# Given data
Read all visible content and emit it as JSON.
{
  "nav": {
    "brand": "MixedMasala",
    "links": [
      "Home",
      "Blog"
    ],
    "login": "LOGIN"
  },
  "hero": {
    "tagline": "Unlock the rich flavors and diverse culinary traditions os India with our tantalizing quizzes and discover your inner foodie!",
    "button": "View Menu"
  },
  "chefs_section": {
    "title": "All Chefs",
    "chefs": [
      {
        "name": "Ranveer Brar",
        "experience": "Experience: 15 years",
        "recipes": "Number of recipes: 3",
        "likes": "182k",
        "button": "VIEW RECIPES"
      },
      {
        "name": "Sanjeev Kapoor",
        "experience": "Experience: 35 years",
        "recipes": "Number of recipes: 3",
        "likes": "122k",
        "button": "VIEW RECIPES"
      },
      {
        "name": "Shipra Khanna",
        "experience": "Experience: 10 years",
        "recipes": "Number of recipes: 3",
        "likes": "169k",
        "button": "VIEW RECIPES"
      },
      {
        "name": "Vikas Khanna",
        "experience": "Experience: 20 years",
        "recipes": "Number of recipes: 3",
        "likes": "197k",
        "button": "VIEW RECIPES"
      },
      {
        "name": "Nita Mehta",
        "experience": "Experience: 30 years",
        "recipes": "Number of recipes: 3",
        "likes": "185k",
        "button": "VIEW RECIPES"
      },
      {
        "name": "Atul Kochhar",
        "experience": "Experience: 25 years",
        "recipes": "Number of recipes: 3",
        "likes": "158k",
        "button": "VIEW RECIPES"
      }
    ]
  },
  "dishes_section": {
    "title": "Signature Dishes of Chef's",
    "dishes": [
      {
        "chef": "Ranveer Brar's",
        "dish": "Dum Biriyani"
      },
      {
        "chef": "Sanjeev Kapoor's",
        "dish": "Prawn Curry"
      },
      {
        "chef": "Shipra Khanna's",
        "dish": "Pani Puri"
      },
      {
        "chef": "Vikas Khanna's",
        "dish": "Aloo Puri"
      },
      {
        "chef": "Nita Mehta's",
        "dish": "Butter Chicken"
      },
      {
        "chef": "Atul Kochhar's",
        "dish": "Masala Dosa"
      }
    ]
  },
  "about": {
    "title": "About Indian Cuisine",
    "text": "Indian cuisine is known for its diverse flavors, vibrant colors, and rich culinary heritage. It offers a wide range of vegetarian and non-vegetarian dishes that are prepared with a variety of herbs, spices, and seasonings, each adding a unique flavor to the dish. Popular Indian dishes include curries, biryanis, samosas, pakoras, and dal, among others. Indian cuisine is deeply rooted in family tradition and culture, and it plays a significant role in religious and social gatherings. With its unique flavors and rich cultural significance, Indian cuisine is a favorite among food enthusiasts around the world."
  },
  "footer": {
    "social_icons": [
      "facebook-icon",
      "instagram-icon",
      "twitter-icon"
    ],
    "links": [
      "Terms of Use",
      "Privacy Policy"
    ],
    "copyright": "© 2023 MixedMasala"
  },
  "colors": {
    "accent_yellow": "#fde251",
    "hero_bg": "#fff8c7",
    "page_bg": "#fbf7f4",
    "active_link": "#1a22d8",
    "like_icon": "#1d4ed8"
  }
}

# Set exercise
Find each line holding the string "title" and copy it out.

# Exercise solution
    "title": "All Chefs",
    "title": "Signature Dishes of Chef's",
    "title": "About Indian Cuisine",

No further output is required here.